→ **Your objective**: A precise repetition of every line below is the required answer.

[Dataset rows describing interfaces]
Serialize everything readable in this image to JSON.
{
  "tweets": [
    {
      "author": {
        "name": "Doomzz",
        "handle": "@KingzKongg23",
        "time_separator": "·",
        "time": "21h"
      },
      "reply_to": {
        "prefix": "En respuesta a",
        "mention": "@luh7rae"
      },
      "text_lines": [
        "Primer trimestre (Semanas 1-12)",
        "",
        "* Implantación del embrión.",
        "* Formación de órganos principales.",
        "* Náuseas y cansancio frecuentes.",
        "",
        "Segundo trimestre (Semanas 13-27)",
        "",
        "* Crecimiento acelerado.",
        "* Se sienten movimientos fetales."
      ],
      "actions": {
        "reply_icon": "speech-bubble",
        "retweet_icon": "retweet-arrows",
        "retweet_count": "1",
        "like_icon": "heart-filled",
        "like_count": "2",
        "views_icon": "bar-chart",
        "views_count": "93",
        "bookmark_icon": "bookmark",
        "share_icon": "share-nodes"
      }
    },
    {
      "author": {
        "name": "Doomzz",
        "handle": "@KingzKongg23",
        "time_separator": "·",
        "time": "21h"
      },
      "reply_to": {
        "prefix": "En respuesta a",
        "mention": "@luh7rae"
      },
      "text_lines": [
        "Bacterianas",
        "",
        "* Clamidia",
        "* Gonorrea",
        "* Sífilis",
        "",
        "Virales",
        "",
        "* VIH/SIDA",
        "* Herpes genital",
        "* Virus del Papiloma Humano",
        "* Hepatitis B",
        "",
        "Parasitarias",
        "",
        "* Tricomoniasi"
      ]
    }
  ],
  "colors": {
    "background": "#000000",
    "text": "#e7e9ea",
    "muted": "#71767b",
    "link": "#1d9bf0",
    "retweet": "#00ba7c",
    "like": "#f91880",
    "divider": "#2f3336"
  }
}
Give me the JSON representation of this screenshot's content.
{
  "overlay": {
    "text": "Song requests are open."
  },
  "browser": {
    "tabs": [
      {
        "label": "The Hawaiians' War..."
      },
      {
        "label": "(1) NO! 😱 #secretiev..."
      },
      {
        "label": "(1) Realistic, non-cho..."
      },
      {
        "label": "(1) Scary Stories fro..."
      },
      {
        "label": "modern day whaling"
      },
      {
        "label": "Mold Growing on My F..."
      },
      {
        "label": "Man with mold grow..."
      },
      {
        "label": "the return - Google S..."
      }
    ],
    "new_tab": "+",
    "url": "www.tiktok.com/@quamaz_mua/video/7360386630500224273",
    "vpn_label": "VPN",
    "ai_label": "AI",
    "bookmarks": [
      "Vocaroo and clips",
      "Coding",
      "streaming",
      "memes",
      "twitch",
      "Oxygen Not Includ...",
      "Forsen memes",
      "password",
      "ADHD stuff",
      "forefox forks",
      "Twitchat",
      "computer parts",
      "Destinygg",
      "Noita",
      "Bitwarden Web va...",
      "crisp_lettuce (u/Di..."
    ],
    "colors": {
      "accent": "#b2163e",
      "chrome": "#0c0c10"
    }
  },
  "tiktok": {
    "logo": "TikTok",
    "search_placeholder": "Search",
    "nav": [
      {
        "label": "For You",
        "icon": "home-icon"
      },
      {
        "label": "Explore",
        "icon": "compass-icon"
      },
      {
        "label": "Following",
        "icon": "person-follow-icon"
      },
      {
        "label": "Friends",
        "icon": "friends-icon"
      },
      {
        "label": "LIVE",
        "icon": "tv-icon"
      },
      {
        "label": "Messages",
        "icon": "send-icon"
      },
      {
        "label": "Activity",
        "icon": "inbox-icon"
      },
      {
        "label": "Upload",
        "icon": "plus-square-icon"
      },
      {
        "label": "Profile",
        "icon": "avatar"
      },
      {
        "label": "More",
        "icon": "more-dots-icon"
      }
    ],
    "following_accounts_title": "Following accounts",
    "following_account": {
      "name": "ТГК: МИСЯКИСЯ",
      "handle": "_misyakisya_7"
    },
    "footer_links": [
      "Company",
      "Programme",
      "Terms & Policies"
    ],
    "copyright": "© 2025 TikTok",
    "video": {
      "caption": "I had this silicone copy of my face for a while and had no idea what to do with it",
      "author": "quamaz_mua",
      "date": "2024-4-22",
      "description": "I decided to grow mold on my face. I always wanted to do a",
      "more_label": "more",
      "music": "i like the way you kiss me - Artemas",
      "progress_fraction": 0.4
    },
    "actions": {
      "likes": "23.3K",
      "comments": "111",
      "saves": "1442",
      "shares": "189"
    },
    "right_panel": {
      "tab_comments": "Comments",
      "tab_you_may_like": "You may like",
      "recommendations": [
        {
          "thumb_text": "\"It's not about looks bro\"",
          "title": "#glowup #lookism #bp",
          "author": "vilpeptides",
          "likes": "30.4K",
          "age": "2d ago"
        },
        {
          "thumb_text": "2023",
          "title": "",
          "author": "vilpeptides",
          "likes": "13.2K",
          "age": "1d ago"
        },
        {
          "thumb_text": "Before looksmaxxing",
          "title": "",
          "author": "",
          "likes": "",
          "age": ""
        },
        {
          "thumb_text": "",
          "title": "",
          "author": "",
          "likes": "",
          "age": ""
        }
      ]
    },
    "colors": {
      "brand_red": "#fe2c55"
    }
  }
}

→ **Written answer**:
Serialize everything readable in this image to JSON.
{
  "tweets": [
    {
      "author": {
        "name": "Doomzz",
        "handle": "@KingzKongg23",
        "time_separator": "·",
        "time": "21h"
      },
      "reply_to": {
        "prefix": "En respuesta a",
        "mention": "@luh7rae"
      },
      "text_lines": [
        "Primer trimestre (Semanas 1-12)",
        "",
        "* Implantación del embrión.",
        "* Formación de órganos principales.",
        "* Náuseas y cansancio frecuentes.",
        "",
        "Segundo trimestre (Semanas 13-27)",
        "",
        "* Crecimiento acelerado.",
        "* Se sienten movimientos fetales."
      ],
      "actions": {
        "reply_icon": "speech-bubble",
        "retweet_icon": "retweet-arrows",
        "retweet_count": "1",
        "like_icon": "heart-filled",
        "like_count": "2",
        "views_icon": "bar-chart",
        "views_count": "93",
        "bookmark_icon": "bookmark",
        "share_icon": "share-nodes"
      }
    },
    {
      "author": {
        "name": "Doomzz",
        "handle": "@KingzKongg23",
        "time_separator": "·",
        "time": "21h"
      },
      "reply_to": {
        "prefix": "En respuesta a",
        "mention": "@luh7rae"
      },
      "text_lines": [
        "Bacterianas",
        "",
        "* Clamidia",
        "* Gonorrea",
        "* Sífilis",
        "",
        "Virales",
        "",
        "* VIH/SIDA",
        "* Herpes genital",
        "* Virus del Papiloma Humano",
        "* Hepatitis B",
        "",
        "Parasitarias",
        "",
        "* Tricomoniasi"
      ]
    }
  ],
  "colors": {
    "background": "#000000",
    "text": "#e7e9ea",
    "muted": "#71767b",
    "link": "#1d9bf0",
    "retweet": "#00ba7c",
    "like": "#f91880",
    "divider": "#2f3336"
  }
}
Give me the JSON representation of this screenshot's content.
{
  "overlay": {
    "text": "Song requests are open."
  },
  "browser": {
    "tabs": [
      {
        "label": "The Hawaiians' War..."
      },
      {
        "label": "(1) NO! 😱 #secretiev..."
      },
      {
        "label": "(1) Realistic, non-cho..."
      },
      {
        "label": "(1) Scary Stories fro..."
      },
      {
        "label": "modern day whaling"
      },
      {
        "label": "Mold Growing on My F..."
      },
      {
        "label": "Man with mold grow..."
      },
      {
        "label": "the return - Google S..."
      }
    ],
    "new_tab": "+",
    "url": "www.tiktok.com/@quamaz_mua/video/7360386630500224273",
    "vpn_label": "VPN",
    "ai_label": "AI",
    "bookmarks": [
      "Vocaroo and clips",
      "Coding",
      "streaming",
      "memes",
      "twitch",
      "Oxygen Not Includ...",
      "Forsen memes",
      "password",
      "ADHD stuff",
      "forefox forks",
      "Twitchat",
      "computer parts",
      "Destinygg",
      "Noita",
      "Bitwarden Web va...",
      "crisp_lettuce (u/Di..."
    ],
    "colors": {
      "accent": "#b2163e",
      "chrome": "#0c0c10"
    }
  },
  "tiktok": {
    "logo": "TikTok",
    "search_placeholder": "Search",
    "nav": [
      {
        "label": "For You",
        "icon": "home-icon"
      },
      {
        "label": "Explore",
        "icon": "compass-icon"
      },
      {
        "label": "Following",
        "icon": "person-follow-icon"
      },
      {
        "label": "Friends",
        "icon": "friends-icon"
      },
      {
        "label": "LIVE",
        "icon": "tv-icon"
      },
      {
        "label": "Messages",
        "icon": "send-icon"
      },
      {
        "label": "Activity",
        "icon": "inbox-icon"
      },
      {
        "label": "Upload",
        "icon": "plus-square-icon"
      },
      {
        "label": "Profile",
        "icon": "avatar"
      },
      {
        "label": "More",
        "icon": "more-dots-icon"
      }
    ],
    "following_accounts_title": "Following accounts",
    "following_account": {
      "name": "ТГК: МИСЯКИСЯ",
      "handle": "_misyakisya_7"
    },
    "footer_links": [
      "Company",
      "Programme",
      "Terms & Policies"
    ],
    "copyright": "© 2025 TikTok",
    "video": {
      "caption": "I had this silicone copy of my face for a while and had no idea what to do with it",
      "author": "quamaz_mua",
      "date": "2024-4-22",
      "description": "I decided to grow mold on my face. I always wanted to do a",
      "more_label": "more",
      "music": "i like the way you kiss me - Artemas",
      "progress_fraction": 0.4
    },
    "actions": {
      "likes": "23.3K",
      "comments": "111",
      "saves": "1442",
      "shares": "189"
    },
    "right_panel": {
      "tab_comments": "Comments",
      "tab_you_may_like": "You may like",
      "recommendations": [
        {
          "thumb_text": "\"It's not about looks bro\"",
          "title": "#glowup #lookism #bp",
          "author": "vilpeptides",
          "likes": "30.4K",
          "age": "2d ago"
        },
        {
          "thumb_text": "2023",
          "title": "",
          "author": "vilpeptides",
          "likes": "13.2K",
          "age": "1d ago"
        },
        {
          "thumb_text": "Before looksmaxxing",
          "title": "",
          "author": "",
          "likes": "",
          "age": ""
        },
        {
          "thumb_text": "",
          "title": "",
          "author": "",
          "likes": "",
          "age": ""
        }
      ]
    },
    "colors": {
      "brand_red": "#fe2c55"
    }
  }
}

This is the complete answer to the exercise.